JOB ▸ Return the lines of the data from the one containing "add-article-label: ДОБАВИТЬ СТАТЬЮ" through the one containing "row-menu-icon[interactable] bbox=[49, 279, 63, 289]", both included, reproducing each line without any change.

Records
(begin)
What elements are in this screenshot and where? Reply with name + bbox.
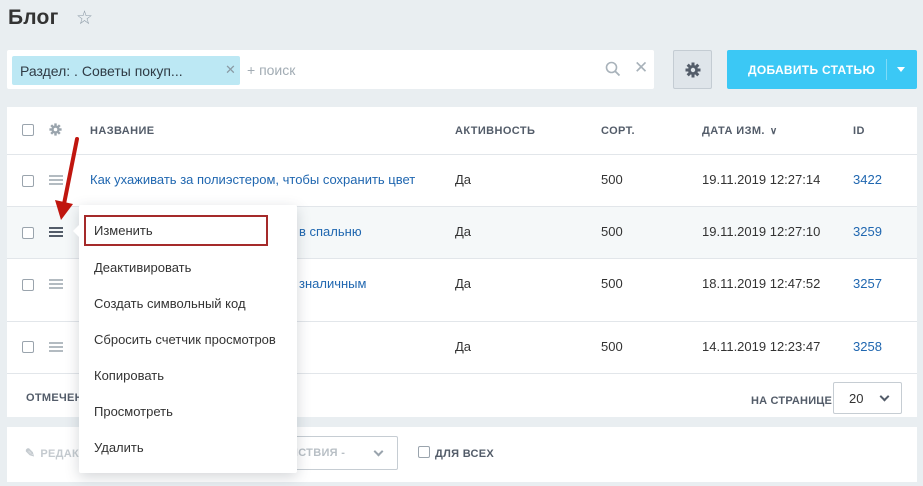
add-article-label: ДОБАВИТЬ СТАТЬЮ bbox=[748, 63, 876, 77]
chevron-down-icon bbox=[879, 391, 890, 402]
filter-chip-label: Раздел: . Советы покуп... bbox=[20, 63, 183, 79]
row-menu-icon[interactable] bbox=[49, 342, 63, 352]
column-header-date[interactable]: ДАТА ИЗМ. ∨ bbox=[702, 125, 778, 137]
row-id-link[interactable]: 3257 bbox=[853, 276, 882, 291]
menu-item-copy[interactable]: Копировать bbox=[94, 368, 164, 383]
per-page-label: НА СТРАНИЦЕ: bbox=[751, 395, 836, 407]
row-date: 19.11.2019 12:27:14 bbox=[702, 172, 821, 187]
column-header-date-label: ДАТА ИЗМ. bbox=[702, 125, 765, 137]
row-active: Да bbox=[455, 172, 472, 187]
row-menu-icon[interactable] bbox=[49, 279, 63, 289]
menu-item-view[interactable]: Просмотреть bbox=[94, 404, 173, 419]
dropdown-arrow-icon[interactable] bbox=[897, 67, 905, 72]
search-input[interactable] bbox=[247, 60, 587, 80]
row-title-link[interactable]: зналичным bbox=[299, 276, 366, 291]
filter-bar: Раздел: . Советы покуп... ✕ ✕ bbox=[7, 50, 654, 89]
row-active: Да bbox=[455, 339, 472, 354]
search-icon[interactable] bbox=[605, 61, 621, 77]
row-active: Да bbox=[455, 276, 472, 291]
menu-item-deactivate[interactable]: Деактивировать bbox=[94, 260, 191, 275]
table-row[interactable]: Как ухаживать за полиэстером, чтобы сохр… bbox=[7, 155, 917, 207]
row-date: 19.11.2019 12:27:10 bbox=[702, 224, 821, 239]
gear-icon bbox=[685, 62, 701, 78]
row-checkbox[interactable] bbox=[22, 279, 34, 291]
filter-chip[interactable]: Раздел: . Советы покуп... ✕ bbox=[12, 56, 240, 85]
selected-count-label: ОТМЕЧЕН bbox=[26, 392, 83, 404]
row-title-link[interactable]: в спальню bbox=[299, 224, 362, 239]
row-id-link[interactable]: 3258 bbox=[853, 339, 882, 354]
add-article-button[interactable]: ДОБАВИТЬ СТАТЬЮ bbox=[727, 50, 917, 89]
menu-item-edit[interactable]: Изменить bbox=[94, 223, 153, 238]
row-sort: 500 bbox=[601, 172, 623, 187]
settings-button[interactable] bbox=[673, 50, 712, 89]
per-page-value: 20 bbox=[849, 391, 864, 406]
row-checkbox[interactable] bbox=[22, 175, 34, 187]
row-sort: 500 bbox=[601, 339, 623, 354]
edit-label: РЕДАК bbox=[40, 448, 80, 460]
chip-close-icon[interactable]: ✕ bbox=[225, 62, 236, 78]
annotation-arrow-icon bbox=[55, 137, 79, 220]
row-sort: 500 bbox=[601, 276, 623, 291]
star-icon[interactable]: ☆ bbox=[76, 9, 93, 28]
clear-search-icon[interactable]: ✕ bbox=[634, 59, 648, 76]
table-header: НАЗВАНИЕ АКТИВНОСТЬ СОРТ. ДАТА ИЗМ. ∨ ID bbox=[7, 107, 917, 155]
row-context-menu: Изменить Деактивировать Создать символьн… bbox=[73, 205, 297, 473]
actions-select[interactable]: ЙСТВИЯ - bbox=[283, 436, 398, 470]
for-all-label[interactable]: ДЛЯ ВСЕХ bbox=[435, 448, 494, 460]
menu-item-reset-views[interactable]: Сбросить счетчик просмотров bbox=[94, 332, 276, 347]
row-menu-icon[interactable] bbox=[49, 227, 63, 237]
column-header-name[interactable]: НАЗВАНИЕ bbox=[90, 125, 155, 137]
row-sort: 500 bbox=[601, 224, 623, 239]
row-id-link[interactable]: 3422 bbox=[853, 172, 882, 187]
select-all-checkbox[interactable] bbox=[22, 124, 34, 136]
row-id-link[interactable]: 3259 bbox=[853, 224, 882, 239]
column-header-id[interactable]: ID bbox=[853, 125, 865, 137]
row-checkbox[interactable] bbox=[22, 227, 34, 239]
button-divider bbox=[886, 59, 887, 80]
column-header-sort[interactable]: СОРТ. bbox=[601, 125, 635, 137]
menu-item-create-code[interactable]: Создать символьный код bbox=[94, 296, 246, 311]
edit-button[interactable]: ✎ РЕДАК bbox=[25, 446, 79, 460]
menu-item-delete[interactable]: Удалить bbox=[94, 440, 144, 455]
row-date: 18.11.2019 12:47:52 bbox=[702, 276, 821, 291]
column-header-active[interactable]: АКТИВНОСТЬ bbox=[455, 125, 535, 137]
column-settings-icon[interactable] bbox=[49, 123, 62, 136]
for-all-checkbox[interactable] bbox=[418, 446, 430, 458]
page-title: Блог bbox=[8, 6, 59, 29]
actions-select-label: ЙСТВИЯ - bbox=[290, 447, 346, 459]
row-active: Да bbox=[455, 224, 472, 239]
sort-desc-icon: ∨ bbox=[769, 126, 778, 137]
per-page-select[interactable]: 20 bbox=[833, 382, 902, 414]
row-date: 14.11.2019 12:23:47 bbox=[702, 339, 821, 354]
row-checkbox[interactable] bbox=[22, 341, 34, 353]
pencil-icon: ✎ bbox=[25, 446, 36, 460]
row-title-link[interactable]: Как ухаживать за полиэстером, чтобы сохр… bbox=[90, 172, 415, 187]
chevron-down-icon bbox=[373, 446, 384, 457]
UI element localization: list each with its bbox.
(end)
RESPONSE TO THIS EXERCISE ▸
add-article-label: ДОБАВИТЬ СТАТЬЮ bbox=[748, 63, 876, 77]
chevron-down-icon bbox=[879, 391, 890, 402]
filter-chip-label: Раздел: . Советы покуп... bbox=[20, 63, 183, 79]
row-menu-icon[interactable] bbox=[49, 342, 63, 352]
column-header-date[interactable]: ДАТА ИЗМ. ∨ bbox=[702, 125, 778, 137]
row-id-link[interactable]: 3257 bbox=[853, 276, 882, 291]
menu-item-copy[interactable]: Копировать bbox=[94, 368, 164, 383]
per-page-label: НА СТРАНИЦЕ: bbox=[751, 395, 836, 407]
row-date: 19.11.2019 12:27:14 bbox=[702, 172, 821, 187]
column-header-date-label: ДАТА ИЗМ. bbox=[702, 125, 765, 137]
row-active: Да bbox=[455, 172, 472, 187]
row-menu-icon[interactable] bbox=[49, 279, 63, 289]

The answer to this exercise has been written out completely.